* **Required task**
Return every line below in which "screenshot" appears.
====== Data entries ======
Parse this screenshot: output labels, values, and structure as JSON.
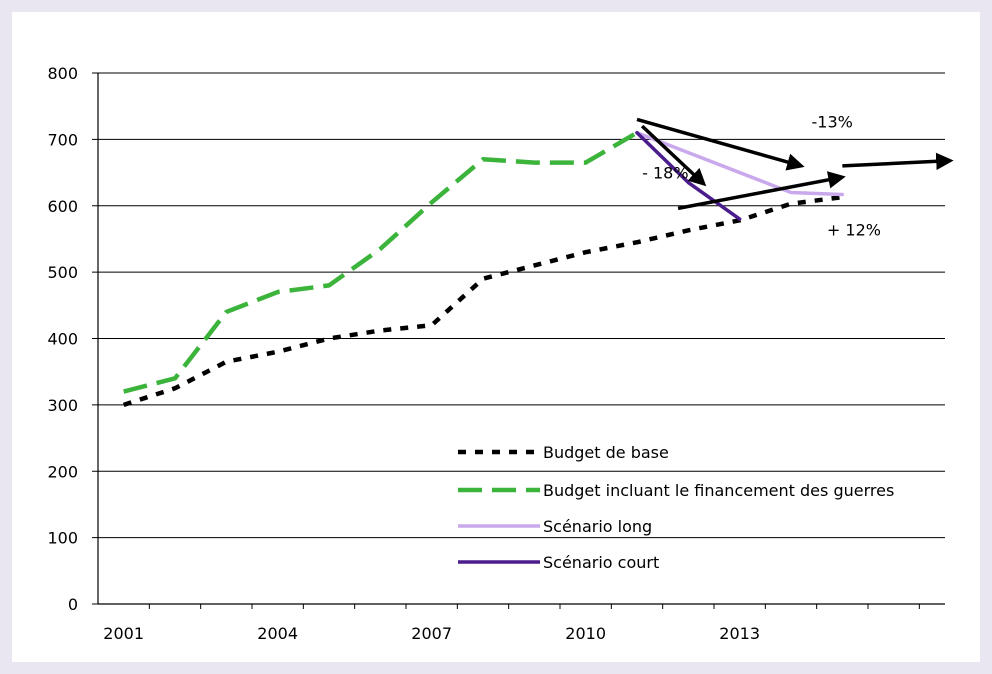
{
  "chart_data": {
    "type": "line",
    "title": "",
    "xlabel": "",
    "ylabel": "",
    "xlim": [
      2000.5,
      2017
    ],
    "ylim": [
      0,
      800
    ],
    "y_ticks": [
      0,
      100,
      200,
      300,
      400,
      500,
      600,
      700,
      800
    ],
    "x_tick_labels": [
      {
        "x": 2001,
        "label": "2001"
      },
      {
        "x": 2004,
        "label": "2004"
      },
      {
        "x": 2007,
        "label": "2007"
      },
      {
        "x": 2010,
        "label": "2010"
      },
      {
        "x": 2013,
        "label": "2013"
      }
    ],
    "grid": "horizontal",
    "legend_position": "bottom-right",
    "series": [
      {
        "name": "Budget de base",
        "style": "dotted",
        "color": "#000000",
        "x": [
          2001,
          2002,
          2003,
          2004,
          2005,
          2006,
          2007,
          2008,
          2009,
          2010,
          2011,
          2012,
          2013,
          2014,
          2015
        ],
        "y": [
          300,
          325,
          365,
          380,
          400,
          412,
          420,
          490,
          510,
          530,
          545,
          563,
          578,
          603,
          613
        ]
      },
      {
        "name": "Budget incluant le financement des guerres",
        "style": "dashed",
        "color": "#3cb43c",
        "x": [
          2001,
          2002,
          2003,
          2004,
          2005,
          2006,
          2007,
          2008,
          2009,
          2010,
          2011
        ],
        "y": [
          320,
          340,
          440,
          470,
          480,
          535,
          605,
          670,
          665,
          665,
          710
        ]
      },
      {
        "name": "Scénario long",
        "style": "solid",
        "color": "#c9a8ec",
        "x": [
          2011,
          2012,
          2013,
          2014,
          2015
        ],
        "y": [
          710,
          680,
          650,
          620,
          617
        ]
      },
      {
        "name": "Scénario court",
        "style": "solid",
        "color": "#4b1d8c",
        "x": [
          2011,
          2012,
          2013
        ],
        "y": [
          710,
          635,
          580
        ]
      }
    ],
    "annotations": [
      {
        "text": "-13%",
        "x": 2014.4,
        "y": 718
      },
      {
        "text": "- 18%",
        "x": 2011.1,
        "y": 641
      },
      {
        "text": "+ 12%",
        "x": 2014.7,
        "y": 555
      }
    ],
    "arrows": [
      {
        "from": [
          2011,
          730
        ],
        "to": [
          2014.2,
          660
        ]
      },
      {
        "from": [
          2011.1,
          720
        ],
        "to": [
          2012.3,
          633
        ]
      },
      {
        "from": [
          2011.8,
          596
        ],
        "to": [
          2015,
          643
        ]
      },
      {
        "from": [
          2015,
          660
        ],
        "to": [
          2017.1,
          668
        ]
      }
    ]
  }
}
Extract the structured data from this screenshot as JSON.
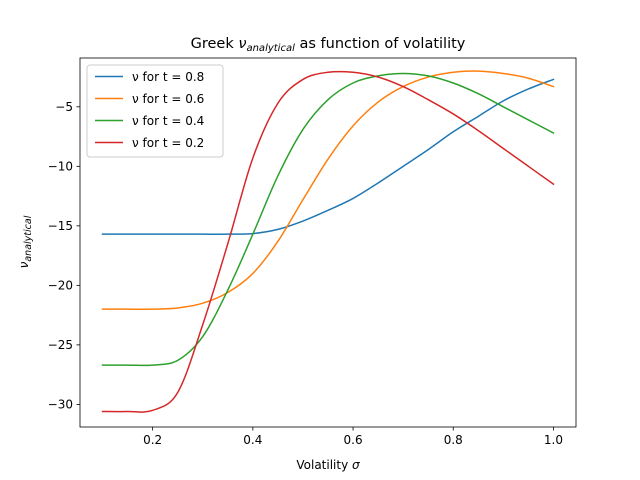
{
  "chart_data": {
    "type": "line",
    "title": {
      "prefix": "Greek ",
      "symbol": "ν",
      "subscript": "analytical",
      "suffix": " as function of volatility"
    },
    "xlabel": {
      "text": "Volatility ",
      "symbol": "σ"
    },
    "ylabel": {
      "symbol": "ν",
      "subscript": "analytical"
    },
    "xlim": [
      0.055,
      1.045
    ],
    "ylim": [
      -31.9,
      -0.9
    ],
    "xticks": [
      0.2,
      0.4,
      0.6,
      0.8,
      1.0
    ],
    "xtick_labels": [
      "0.2",
      "0.4",
      "0.6",
      "0.8",
      "1.0"
    ],
    "yticks": [
      -30,
      -25,
      -20,
      -15,
      -10,
      -5
    ],
    "ytick_labels": [
      "−30",
      "−25",
      "−20",
      "−15",
      "−10",
      "−5"
    ],
    "grid": false,
    "legend_position": "top-left",
    "series": [
      {
        "name": "ν for t = 0.8",
        "color": "#1f77b4",
        "x": [
          0.1,
          0.15,
          0.2,
          0.25,
          0.3,
          0.35,
          0.4,
          0.45,
          0.5,
          0.55,
          0.6,
          0.65,
          0.7,
          0.75,
          0.8,
          0.85,
          0.9,
          0.95,
          1.0
        ],
        "y": [
          -15.7,
          -15.7,
          -15.7,
          -15.7,
          -15.7,
          -15.7,
          -15.65,
          -15.3,
          -14.6,
          -13.7,
          -12.7,
          -11.4,
          -10.0,
          -8.6,
          -7.1,
          -5.8,
          -4.5,
          -3.5,
          -2.7
        ]
      },
      {
        "name": "ν for t = 0.6",
        "color": "#ff7f0e",
        "x": [
          0.1,
          0.15,
          0.2,
          0.25,
          0.3,
          0.35,
          0.4,
          0.45,
          0.5,
          0.55,
          0.6,
          0.65,
          0.7,
          0.75,
          0.8,
          0.85,
          0.9,
          0.95,
          1.0
        ],
        "y": [
          -22.0,
          -22.0,
          -22.0,
          -21.9,
          -21.5,
          -20.6,
          -19.0,
          -16.3,
          -12.8,
          -9.4,
          -6.6,
          -4.6,
          -3.3,
          -2.5,
          -2.1,
          -2.0,
          -2.2,
          -2.6,
          -3.3
        ]
      },
      {
        "name": "ν for t = 0.4",
        "color": "#2ca02c",
        "x": [
          0.1,
          0.15,
          0.2,
          0.25,
          0.3,
          0.35,
          0.4,
          0.45,
          0.5,
          0.55,
          0.6,
          0.65,
          0.7,
          0.75,
          0.8,
          0.85,
          0.9,
          0.95,
          1.0
        ],
        "y": [
          -26.7,
          -26.7,
          -26.7,
          -26.3,
          -24.3,
          -20.4,
          -15.7,
          -10.8,
          -6.9,
          -4.4,
          -3.0,
          -2.4,
          -2.2,
          -2.4,
          -3.0,
          -3.9,
          -5.0,
          -6.1,
          -7.2
        ]
      },
      {
        "name": "ν for t = 0.2",
        "color": "#d62728",
        "x": [
          0.1,
          0.15,
          0.2,
          0.25,
          0.3,
          0.35,
          0.4,
          0.45,
          0.5,
          0.55,
          0.6,
          0.65,
          0.7,
          0.75,
          0.8,
          0.85,
          0.9,
          0.95,
          1.0
        ],
        "y": [
          -30.6,
          -30.6,
          -30.5,
          -29.0,
          -23.3,
          -16.5,
          -9.3,
          -4.7,
          -2.7,
          -2.1,
          -2.1,
          -2.5,
          -3.3,
          -4.4,
          -5.6,
          -7.0,
          -8.5,
          -10.0,
          -11.5
        ]
      }
    ]
  }
}
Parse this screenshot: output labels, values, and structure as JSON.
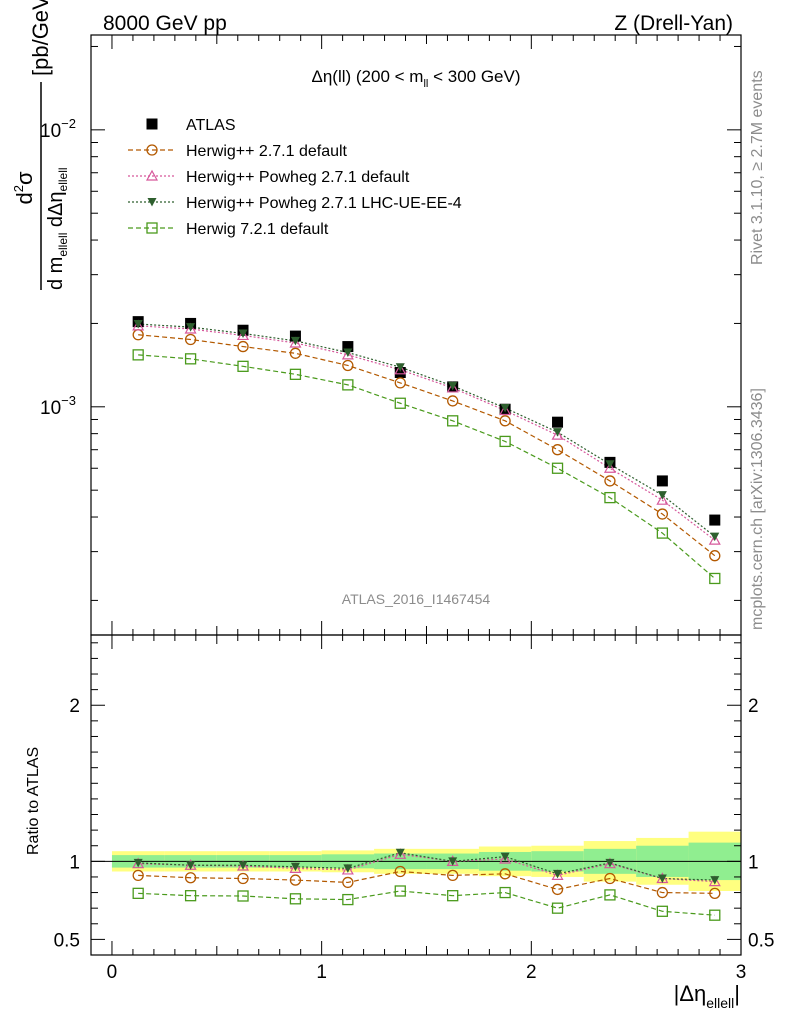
{
  "header": {
    "left": "8000 GeV pp",
    "right": "Z (Drell-Yan)"
  },
  "side_labels": {
    "rivet": "Rivet 3.1.10, ≥ 2.7M events",
    "mcplots": "mcplots.cern.ch [arXiv:1306.3436]"
  },
  "chart_data": [
    {
      "type": "scatter",
      "panel": "main",
      "title_parts": {
        "a": "Δη(ll) (200 < m",
        "sub": "ll",
        "b": " < 300 GeV)"
      },
      "ylabel_parts": {
        "num_a": "d",
        "num_sup": "2",
        "num_b": "σ",
        "den_a": "d m",
        "den_sub1": "ellell",
        "den_b": " dΔη",
        "den_sub2": "ellell",
        "unit": "[pb/GeV]"
      },
      "ytick_labels": {
        "main": "10",
        "exp_lo": "−3",
        "exp_hi": "−2"
      },
      "yscale": "log",
      "xlim": [
        -0.1,
        3.0
      ],
      "ylim": [
        0.00015,
        0.022
      ],
      "legend_position": "top-left",
      "watermark": "ATLAS_2016_I1467454",
      "x": [
        0.125,
        0.375,
        0.625,
        0.875,
        1.125,
        1.375,
        1.625,
        1.875,
        2.125,
        2.375,
        2.625,
        2.875
      ],
      "series": [
        {
          "name": "ATLAS",
          "color": "#000000",
          "marker": "filled-square",
          "line": "none",
          "values": [
            0.00203,
            0.002,
            0.00189,
            0.0018,
            0.00165,
            0.00133,
            0.00118,
            0.00098,
            0.00088,
            0.00063,
            0.00054,
            0.00039
          ]
        },
        {
          "name": "Herwig++ 2.7.1 default",
          "color": "#b35900",
          "marker": "open-circle",
          "line": "dashed",
          "values": [
            0.00182,
            0.00175,
            0.00165,
            0.00156,
            0.00141,
            0.00122,
            0.00105,
            0.00089,
            0.0007,
            0.00054,
            0.00041,
            0.00029
          ]
        },
        {
          "name": "Herwig++ Powheg 2.7.1 default",
          "color": "#d6589b",
          "marker": "open-triangle",
          "line": "dotted",
          "values": [
            0.00196,
            0.00191,
            0.00181,
            0.0017,
            0.00154,
            0.00136,
            0.00117,
            0.00097,
            0.00079,
            0.0006,
            0.00046,
            0.00033
          ]
        },
        {
          "name": "Herwig++ Powheg 2.7.1 LHC-UE-EE-4",
          "color": "#2e5f2e",
          "marker": "filled-triangle-down",
          "line": "dotted",
          "values": [
            0.00199,
            0.00194,
            0.00184,
            0.00173,
            0.00157,
            0.00139,
            0.00119,
            0.00099,
            0.00081,
            0.00062,
            0.00048,
            0.00034
          ]
        },
        {
          "name": "Herwig 7.2.1 default",
          "color": "#4a9a1c",
          "marker": "open-square",
          "line": "dashed",
          "values": [
            0.00154,
            0.00149,
            0.0014,
            0.00131,
            0.0012,
            0.00103,
            0.00089,
            0.00075,
            0.0006,
            0.00047,
            0.00035,
            0.00024
          ]
        }
      ]
    },
    {
      "type": "scatter",
      "panel": "ratio",
      "ylabel": "Ratio to ATLAS",
      "xlabel_parts": {
        "a": "|Δη",
        "sub": "ellell",
        "b": "|"
      },
      "xticks": [
        0,
        1,
        2,
        3
      ],
      "xtick_labels": [
        "0",
        "1",
        "2",
        "3"
      ],
      "yticks": [
        0.5,
        1,
        2
      ],
      "ytick_labels": [
        "0.5",
        "1",
        "2"
      ],
      "xlim": [
        -0.1,
        3.0
      ],
      "ylim": [
        0.4,
        2.45
      ],
      "x_edges": [
        0.0,
        0.25,
        0.5,
        0.75,
        1.0,
        1.25,
        1.5,
        1.75,
        2.0,
        2.25,
        2.5,
        2.75,
        3.0
      ],
      "band_inner": [
        0.04,
        0.04,
        0.04,
        0.04,
        0.045,
        0.05,
        0.05,
        0.06,
        0.065,
        0.08,
        0.1,
        0.12
      ],
      "band_outer": [
        0.065,
        0.065,
        0.065,
        0.065,
        0.07,
        0.08,
        0.08,
        0.095,
        0.1,
        0.13,
        0.15,
        0.19
      ],
      "band_colors": {
        "inner": "#90ee90",
        "outer": "#ffff80"
      },
      "x": [
        0.125,
        0.375,
        0.625,
        0.875,
        1.125,
        1.375,
        1.625,
        1.875,
        2.125,
        2.375,
        2.625,
        2.875
      ],
      "series": [
        {
          "name": "Herwig++ 2.7.1 default",
          "color": "#b35900",
          "marker": "open-circle",
          "line": "dashed",
          "values": [
            0.91,
            0.895,
            0.89,
            0.88,
            0.865,
            0.935,
            0.91,
            0.92,
            0.82,
            0.89,
            0.8,
            0.795
          ]
        },
        {
          "name": "Herwig++ Powheg 2.7.1 default",
          "color": "#d6589b",
          "marker": "open-triangle",
          "line": "dotted",
          "values": [
            0.985,
            0.975,
            0.97,
            0.955,
            0.945,
            1.045,
            1.0,
            1.015,
            0.91,
            0.985,
            0.89,
            0.87
          ]
        },
        {
          "name": "Herwig++ Powheg 2.7.1 LHC-UE-EE-4",
          "color": "#2e5f2e",
          "marker": "filled-triangle-down",
          "line": "dotted",
          "values": [
            0.99,
            0.975,
            0.975,
            0.965,
            0.955,
            1.055,
            1.0,
            1.03,
            0.92,
            0.99,
            0.89,
            0.88
          ]
        },
        {
          "name": "Herwig 7.2.1 default",
          "color": "#4a9a1c",
          "marker": "open-square",
          "line": "dashed",
          "values": [
            0.795,
            0.78,
            0.778,
            0.76,
            0.755,
            0.81,
            0.78,
            0.8,
            0.7,
            0.785,
            0.68,
            0.655
          ]
        }
      ]
    }
  ]
}
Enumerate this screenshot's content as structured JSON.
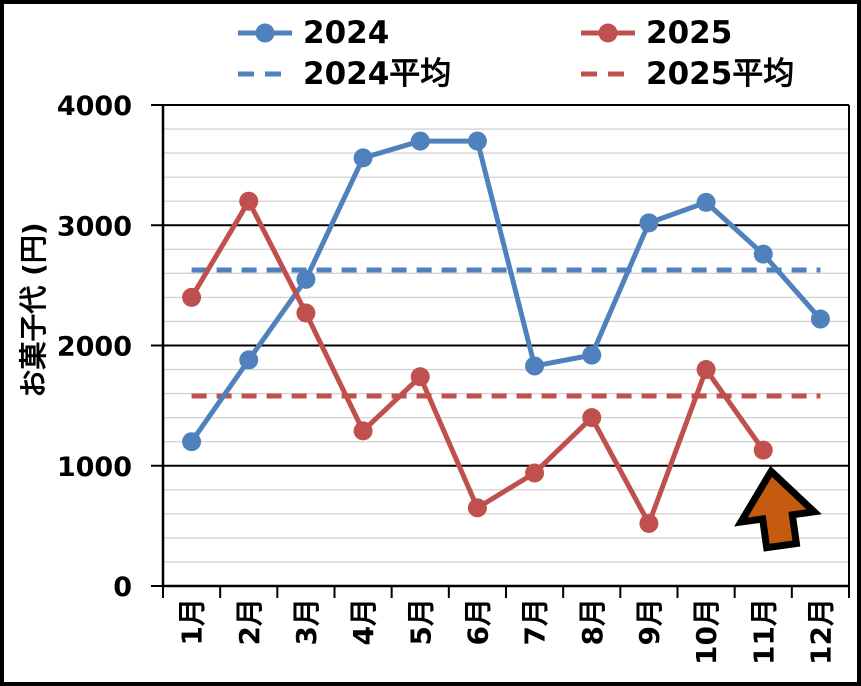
======
* **The output**
Parse this screenshot: output labels, values, and structure as JSON.
Extract the structured data from this screenshot as JSON.
Parse this screenshot: output labels, values, and structure as JSON.
Enumerate this screenshot's content as structured JSON.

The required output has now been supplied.